**Material for the task**

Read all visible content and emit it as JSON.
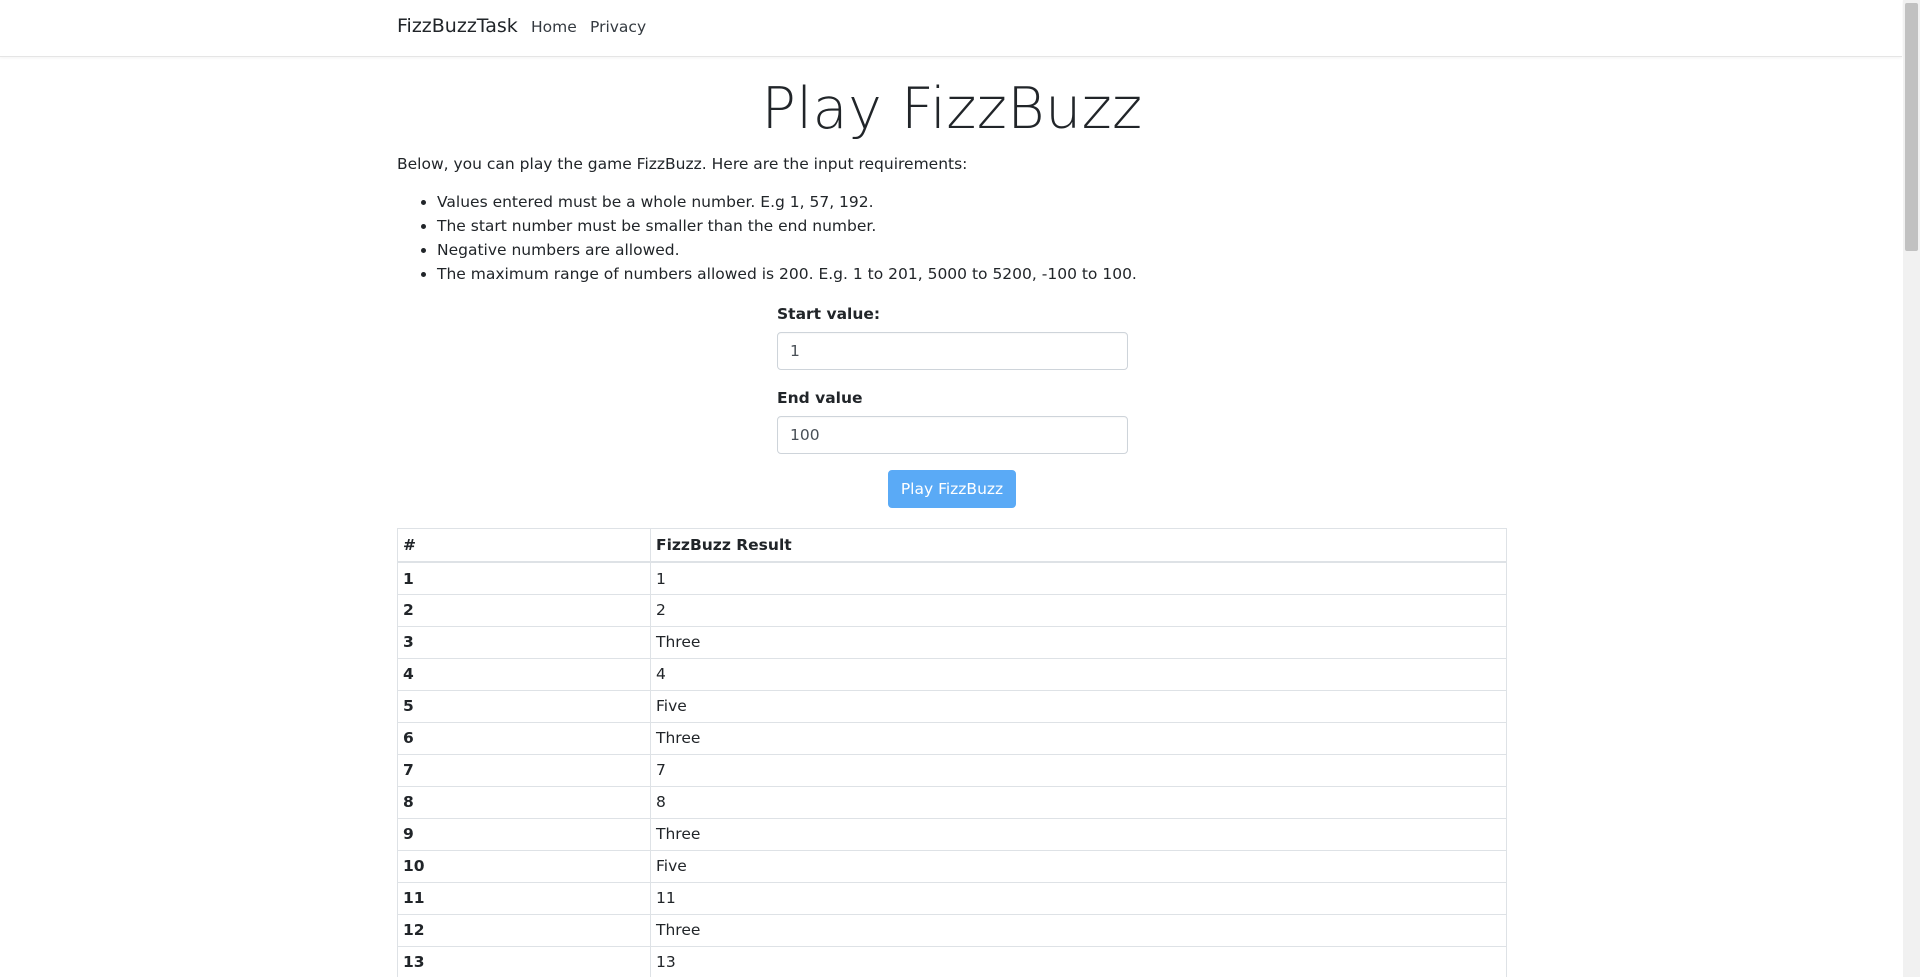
{
  "navbar": {
    "brand": "FizzBuzzTask",
    "links": [
      "Home",
      "Privacy"
    ]
  },
  "main": {
    "title": "Play FizzBuzz",
    "intro": "Below, you can play the game FizzBuzz. Here are the input requirements:",
    "requirements": [
      "Values entered must be a whole number. E.g 1, 57, 192.",
      "The start number must be smaller than the end number.",
      "Negative numbers are allowed.",
      "The maximum range of numbers allowed is 200. E.g. 1 to 201, 5000 to 5200, -100 to 100."
    ]
  },
  "form": {
    "start_label": "Start value:",
    "start_value": "1",
    "end_label": "End value",
    "end_value": "100",
    "button_label": "Play FizzBuzz",
    "button_color": "#5aaaf6"
  },
  "results": {
    "headers": [
      "#",
      "FizzBuzz Result"
    ],
    "rows": [
      [
        "1",
        "1"
      ],
      [
        "2",
        "2"
      ],
      [
        "3",
        "Three"
      ],
      [
        "4",
        "4"
      ],
      [
        "5",
        "Five"
      ],
      [
        "6",
        "Three"
      ],
      [
        "7",
        "7"
      ],
      [
        "8",
        "8"
      ],
      [
        "9",
        "Three"
      ],
      [
        "10",
        "Five"
      ],
      [
        "11",
        "11"
      ],
      [
        "12",
        "Three"
      ],
      [
        "13",
        "13"
      ]
    ]
  }
}
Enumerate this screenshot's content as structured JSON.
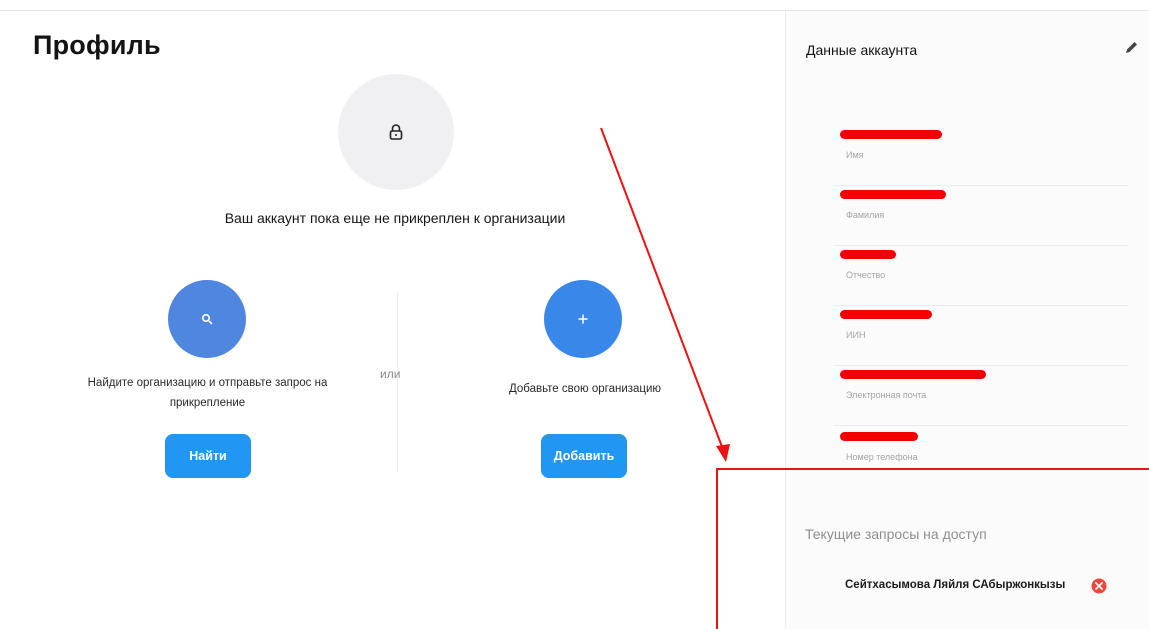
{
  "page": {
    "title": "Профиль"
  },
  "main": {
    "lock_icon": "lock-icon",
    "not_attached_message": "Ваш аккаунт пока еще не прикреплен к организации",
    "find_section": {
      "icon": "search-icon",
      "text": "Найдите организацию и отправьте запрос на прикрепление",
      "button_label": "Найти"
    },
    "or_label": "или",
    "add_section": {
      "icon": "plus-icon",
      "text": "Добавьте свою организацию",
      "button_label": "Добавить"
    }
  },
  "account": {
    "title": "Данные аккаунта",
    "edit_icon": "pencil-icon",
    "fields": [
      {
        "label": "Имя"
      },
      {
        "label": "Фамилия"
      },
      {
        "label": "Отчество"
      },
      {
        "label": "ИИН"
      },
      {
        "label": "Электронная почта"
      },
      {
        "label": "Номер телефона"
      }
    ]
  },
  "requests": {
    "title": "Текущие запросы на доступ",
    "items": [
      {
        "name": "Сейтхасымова Ляйля САбыржонкызы",
        "remove_icon": "close-circle-icon"
      }
    ]
  },
  "colors": {
    "accent_button": "#2196f3",
    "search_circle": "#4f86e0",
    "add_circle": "#3a87ea",
    "redaction": "#f20000",
    "annotation": "#ee1111",
    "remove": "#f0453a"
  }
}
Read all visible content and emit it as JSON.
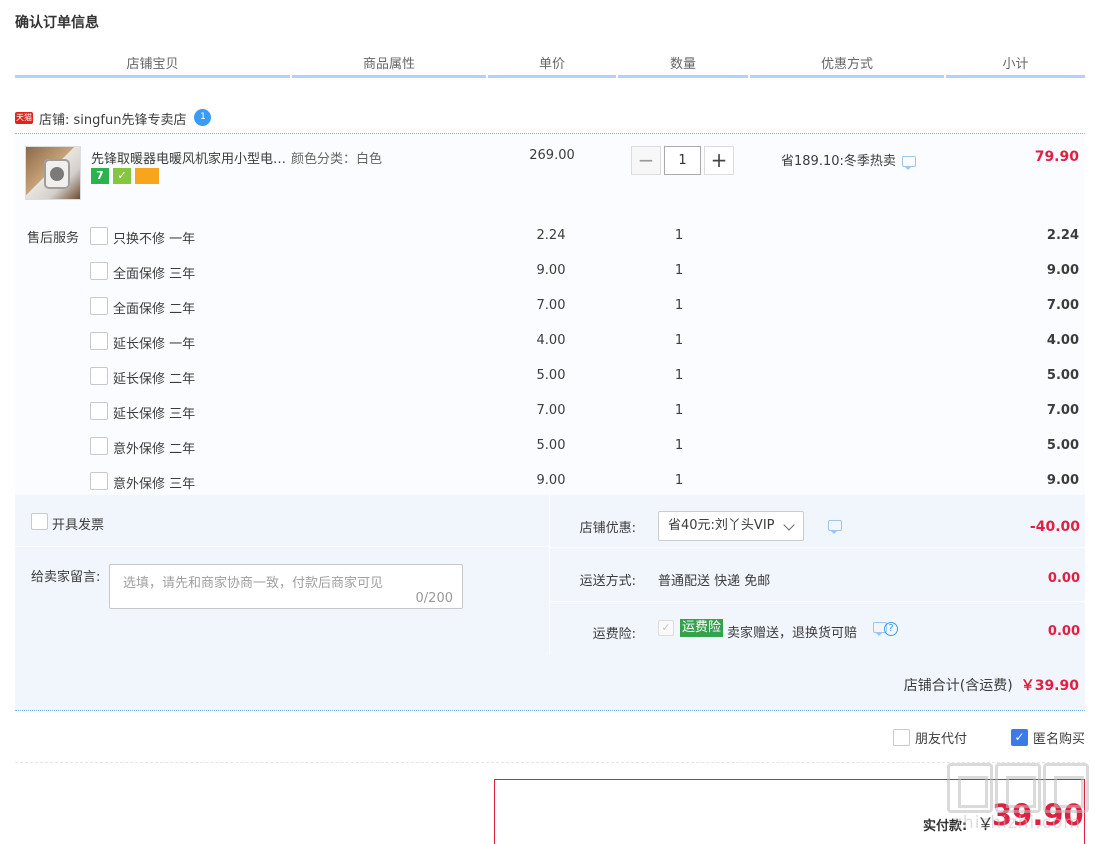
{
  "page": {
    "title": "确认订单信息"
  },
  "columns": [
    "店铺宝贝",
    "商品属性",
    "单价",
    "数量",
    "优惠方式",
    "小计"
  ],
  "shop": {
    "badge": "天猫",
    "label": "店铺: singfun先锋专卖店",
    "ww_badge": "1"
  },
  "product": {
    "title": "先锋取暖器电暖风机家用小型电暖器",
    "badges": [
      "7",
      "✓",
      ""
    ],
    "attribute": "颜色分类：白色",
    "unit_price": "269.00",
    "quantity": "1",
    "qty_minus": "−",
    "qty_plus": "+",
    "promo": "省189.10:冬季热卖",
    "subtotal": "79.90"
  },
  "service": {
    "label": "售后服务",
    "items": [
      {
        "name": "只换不修 一年",
        "price": "2.24",
        "quantity": "1",
        "subtotal": "2.24"
      },
      {
        "name": "全面保修 三年",
        "price": "9.00",
        "quantity": "1",
        "subtotal": "9.00"
      },
      {
        "name": "全面保修 二年",
        "price": "7.00",
        "quantity": "1",
        "subtotal": "7.00"
      },
      {
        "name": "延长保修 一年",
        "price": "4.00",
        "quantity": "1",
        "subtotal": "4.00"
      },
      {
        "name": "延长保修 二年",
        "price": "5.00",
        "quantity": "1",
        "subtotal": "5.00"
      },
      {
        "name": "延长保修 三年",
        "price": "7.00",
        "quantity": "1",
        "subtotal": "7.00"
      },
      {
        "name": "意外保修 二年",
        "price": "5.00",
        "quantity": "1",
        "subtotal": "5.00"
      },
      {
        "name": "意外保修 三年",
        "price": "9.00",
        "quantity": "1",
        "subtotal": "9.00"
      }
    ]
  },
  "invoice": {
    "label": "开具发票"
  },
  "message": {
    "label": "给卖家留言:",
    "placeholder": "选填，请先和商家协商一致，付款后商家可见",
    "count": "0/200"
  },
  "shop_discount": {
    "label": "店铺优惠:",
    "selected": "省40元:刘丫头VIP",
    "amount": "-40.00"
  },
  "shipping": {
    "label": "运送方式:",
    "value": "普通配送 快递 免邮",
    "amount": "0.00"
  },
  "insurance": {
    "label": "运费险:",
    "tag": "运费险",
    "text": "卖家赠送，退换货可赔",
    "help": "?",
    "amount": "0.00"
  },
  "shop_total": {
    "label": "店铺合计(含运费)",
    "amount": "￥39.90"
  },
  "options": {
    "friend_pay": "朋友代付",
    "anonymous": "匿名购买",
    "anonymous_checked": true,
    "check_mark": "✓"
  },
  "payment": {
    "label": "实付款:",
    "currency": "￥",
    "amount": "39.90"
  },
  "watermark": {
    "text": "zhizhizhi.com"
  },
  "colors": {
    "accent_red": "#e21f42",
    "header_underline": "#b2d1ff",
    "checkbox_blue": "#3b7be9",
    "insurance_green": "#36a24e"
  }
}
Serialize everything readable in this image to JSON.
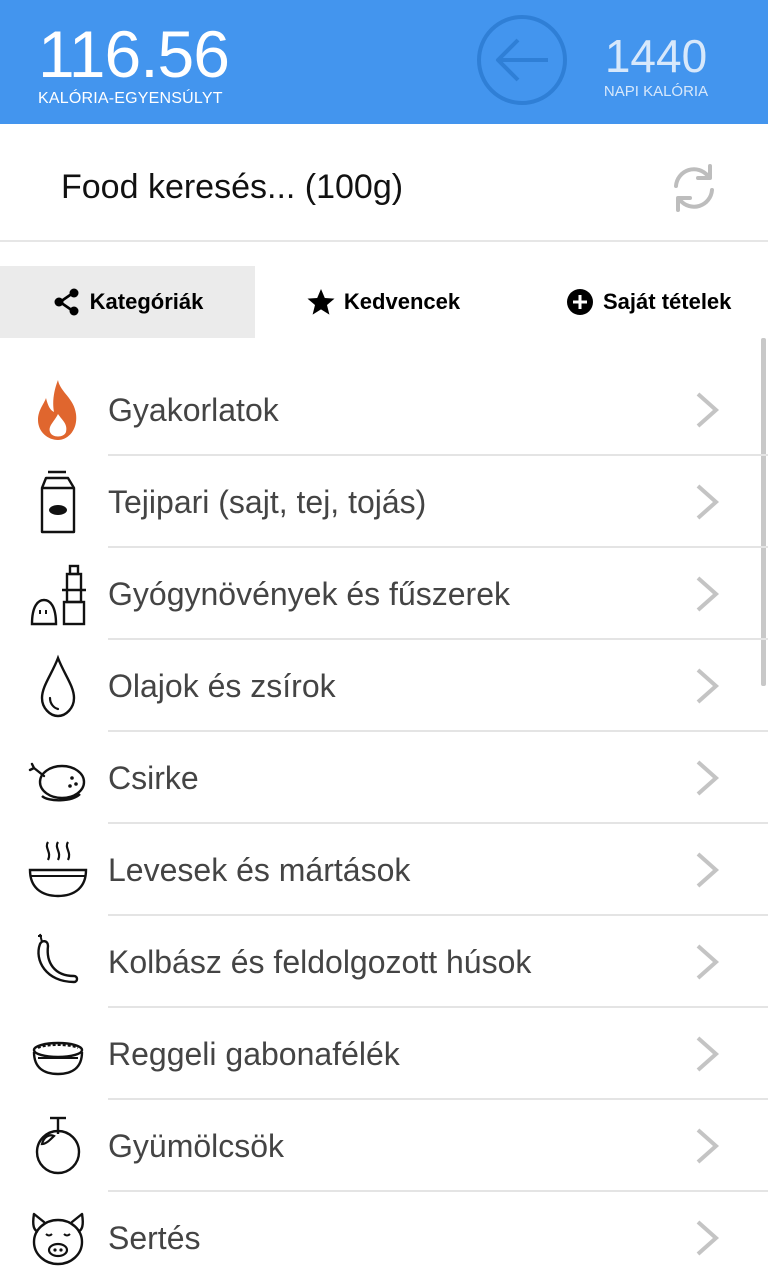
{
  "header": {
    "balance_value": "116.56",
    "balance_label": "KALÓRIA-EGYENSÚLYT",
    "daily_value": "1440",
    "daily_label": "NAPI KALÓRIA",
    "accent_color": "#4395ee"
  },
  "search": {
    "text": "Food keresés... (100g)"
  },
  "tabs": [
    {
      "label": "Kategóriák",
      "icon": "share-icon",
      "active": true
    },
    {
      "label": "Kedvencek",
      "icon": "star-icon",
      "active": false
    },
    {
      "label": "Saját tételek",
      "icon": "plus-circle-icon",
      "active": false
    }
  ],
  "categories": [
    {
      "label": "Gyakorlatok",
      "icon": "flame-icon"
    },
    {
      "label": "Tejipari (sajt, tej, tojás)",
      "icon": "milk-carton-icon"
    },
    {
      "label": "Gyógynövények és fűszerek",
      "icon": "spice-grinder-icon"
    },
    {
      "label": "Olajok és zsírok",
      "icon": "oil-drop-icon"
    },
    {
      "label": "Csirke",
      "icon": "chicken-icon"
    },
    {
      "label": "Levesek és mártások",
      "icon": "soup-bowl-icon"
    },
    {
      "label": "Kolbász és feldolgozott húsok",
      "icon": "sausage-icon"
    },
    {
      "label": "Reggeli gabonafélék",
      "icon": "cereal-bowl-icon"
    },
    {
      "label": "Gyümölcsök",
      "icon": "fruit-icon"
    },
    {
      "label": "Sertés",
      "icon": "pig-icon"
    }
  ]
}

**Challenge**
All of the material above is to be copied exactly, except for its images.

**Worked solution**
Read all visible content and emit it as JSON.
{
  "navbar": {
    "brand": "FizzBuzzTask",
    "links": [
      "Home",
      "Privacy"
    ]
  },
  "main": {
    "title": "Play FizzBuzz",
    "intro": "Below, you can play the game FizzBuzz. Here are the input requirements:",
    "requirements": [
      "Values entered must be a whole number. E.g 1, 57, 192.",
      "The start number must be smaller than the end number.",
      "Negative numbers are allowed.",
      "The maximum range of numbers allowed is 200. E.g. 1 to 201, 5000 to 5200, -100 to 100."
    ]
  },
  "form": {
    "start_label": "Start value:",
    "start_value": "1",
    "end_label": "End value",
    "end_value": "100",
    "button_label": "Play FizzBuzz",
    "button_color": "#5aaaf6"
  },
  "results": {
    "headers": [
      "#",
      "FizzBuzz Result"
    ],
    "rows": [
      [
        "1",
        "1"
      ],
      [
        "2",
        "2"
      ],
      [
        "3",
        "Three"
      ],
      [
        "4",
        "4"
      ],
      [
        "5",
        "Five"
      ],
      [
        "6",
        "Three"
      ],
      [
        "7",
        "7"
      ],
      [
        "8",
        "8"
      ],
      [
        "9",
        "Three"
      ],
      [
        "10",
        "Five"
      ],
      [
        "11",
        "11"
      ],
      [
        "12",
        "Three"
      ],
      [
        "13",
        "13"
      ]
    ]
  }
}
Enumerate this screenshot's content as structured JSON.
{
  "page": {
    "title": "Профиль"
  },
  "main": {
    "lock_icon": "lock-icon",
    "not_attached_message": "Ваш аккаунт пока еще не прикреплен к организации",
    "find_section": {
      "icon": "search-icon",
      "text": "Найдите организацию и отправьте запрос на прикрепление",
      "button_label": "Найти"
    },
    "or_label": "или",
    "add_section": {
      "icon": "plus-icon",
      "text": "Добавьте свою организацию",
      "button_label": "Добавить"
    }
  },
  "account": {
    "title": "Данные аккаунта",
    "edit_icon": "pencil-icon",
    "fields": [
      {
        "label": "Имя"
      },
      {
        "label": "Фамилия"
      },
      {
        "label": "Отчество"
      },
      {
        "label": "ИИН"
      },
      {
        "label": "Электронная почта"
      },
      {
        "label": "Номер телефона"
      }
    ]
  },
  "requests": {
    "title": "Текущие запросы на доступ",
    "items": [
      {
        "name": "Сейтхасымова Ляйля САбыржонкызы",
        "remove_icon": "close-circle-icon"
      }
    ]
  },
  "colors": {
    "accent_button": "#2196f3",
    "search_circle": "#4f86e0",
    "add_circle": "#3a87ea",
    "redaction": "#f20000",
    "annotation": "#ee1111",
    "remove": "#f0453a"
  }
}
Read all visible content and emit it as JSON.
{
  "page": {
    "title": "确认订单信息"
  },
  "columns": [
    "店铺宝贝",
    "商品属性",
    "单价",
    "数量",
    "优惠方式",
    "小计"
  ],
  "shop": {
    "badge": "天猫",
    "label": "店铺: singfun先锋专卖店",
    "ww_badge": "1"
  },
  "product": {
    "title": "先锋取暖器电暖风机家用小型电暖器",
    "badges": [
      "7",
      "✓",
      ""
    ],
    "attribute": "颜色分类：白色",
    "unit_price": "269.00",
    "quantity": "1",
    "qty_minus": "−",
    "qty_plus": "+",
    "promo": "省189.10:冬季热卖",
    "subtotal": "79.90"
  },
  "service": {
    "label": "售后服务",
    "items": [
      {
        "name": "只换不修 一年",
        "price": "2.24",
        "quantity": "1",
        "subtotal": "2.24"
      },
      {
        "name": "全面保修 三年",
        "price": "9.00",
        "quantity": "1",
        "subtotal": "9.00"
      },
      {
        "name": "全面保修 二年",
        "price": "7.00",
        "quantity": "1",
        "subtotal": "7.00"
      },
      {
        "name": "延长保修 一年",
        "price": "4.00",
        "quantity": "1",
        "subtotal": "4.00"
      },
      {
        "name": "延长保修 二年",
        "price": "5.00",
        "quantity": "1",
        "subtotal": "5.00"
      },
      {
        "name": "延长保修 三年",
        "price": "7.00",
        "quantity": "1",
        "subtotal": "7.00"
      },
      {
        "name": "意外保修 二年",
        "price": "5.00",
        "quantity": "1",
        "subtotal": "5.00"
      },
      {
        "name": "意外保修 三年",
        "price": "9.00",
        "quantity": "1",
        "subtotal": "9.00"
      }
    ]
  },
  "invoice": {
    "label": "开具发票"
  },
  "message": {
    "label": "给卖家留言:",
    "placeholder": "选填，请先和商家协商一致，付款后商家可见",
    "count": "0/200"
  },
  "shop_discount": {
    "label": "店铺优惠:",
    "selected": "省40元:刘丫头VIP",
    "amount": "-40.00"
  },
  "shipping": {
    "label": "运送方式:",
    "value": "普通配送 快递 免邮",
    "amount": "0.00"
  },
  "insurance": {
    "label": "运费险:",
    "tag": "运费险",
    "text": "卖家赠送，退换货可赔",
    "help": "?",
    "amount": "0.00"
  },
  "shop_total": {
    "label": "店铺合计(含运费)",
    "amount": "￥39.90"
  },
  "options": {
    "friend_pay": "朋友代付",
    "anonymous": "匿名购买",
    "anonymous_checked": true,
    "check_mark": "✓"
  },
  "payment": {
    "label": "实付款:",
    "currency": "￥",
    "amount": "39.90"
  },
  "watermark": {
    "text": "zhizhizhi.com"
  },
  "colors": {
    "accent_red": "#e21f42",
    "header_underline": "#b2d1ff",
    "checkbox_blue": "#3b7be9",
    "insurance_green": "#36a24e"
  }
}
Serialize everything readable in this image to JSON.
{
  "header": {
    "balance_value": "116.56",
    "balance_label": "KALÓRIA-EGYENSÚLYT",
    "daily_value": "1440",
    "daily_label": "NAPI KALÓRIA",
    "accent_color": "#4395ee"
  },
  "search": {
    "text": "Food keresés... (100g)"
  },
  "tabs": [
    {
      "label": "Kategóriák",
      "icon": "share-icon",
      "active": true
    },
    {
      "label": "Kedvencek",
      "icon": "star-icon",
      "active": false
    },
    {
      "label": "Saját tételek",
      "icon": "plus-circle-icon",
      "active": false
    }
  ],
  "categories": [
    {
      "label": "Gyakorlatok",
      "icon": "flame-icon"
    },
    {
      "label": "Tejipari (sajt, tej, tojás)",
      "icon": "milk-carton-icon"
    },
    {
      "label": "Gyógynövények és fűszerek",
      "icon": "spice-grinder-icon"
    },
    {
      "label": "Olajok és zsírok",
      "icon": "oil-drop-icon"
    },
    {
      "label": "Csirke",
      "icon": "chicken-icon"
    },
    {
      "label": "Levesek és mártások",
      "icon": "soup-bowl-icon"
    },
    {
      "label": "Kolbász és feldolgozott húsok",
      "icon": "sausage-icon"
    },
    {
      "label": "Reggeli gabonafélék",
      "icon": "cereal-bowl-icon"
    },
    {
      "label": "Gyümölcsök",
      "icon": "fruit-icon"
    },
    {
      "label": "Sertés",
      "icon": "pig-icon"
    }
  ]
}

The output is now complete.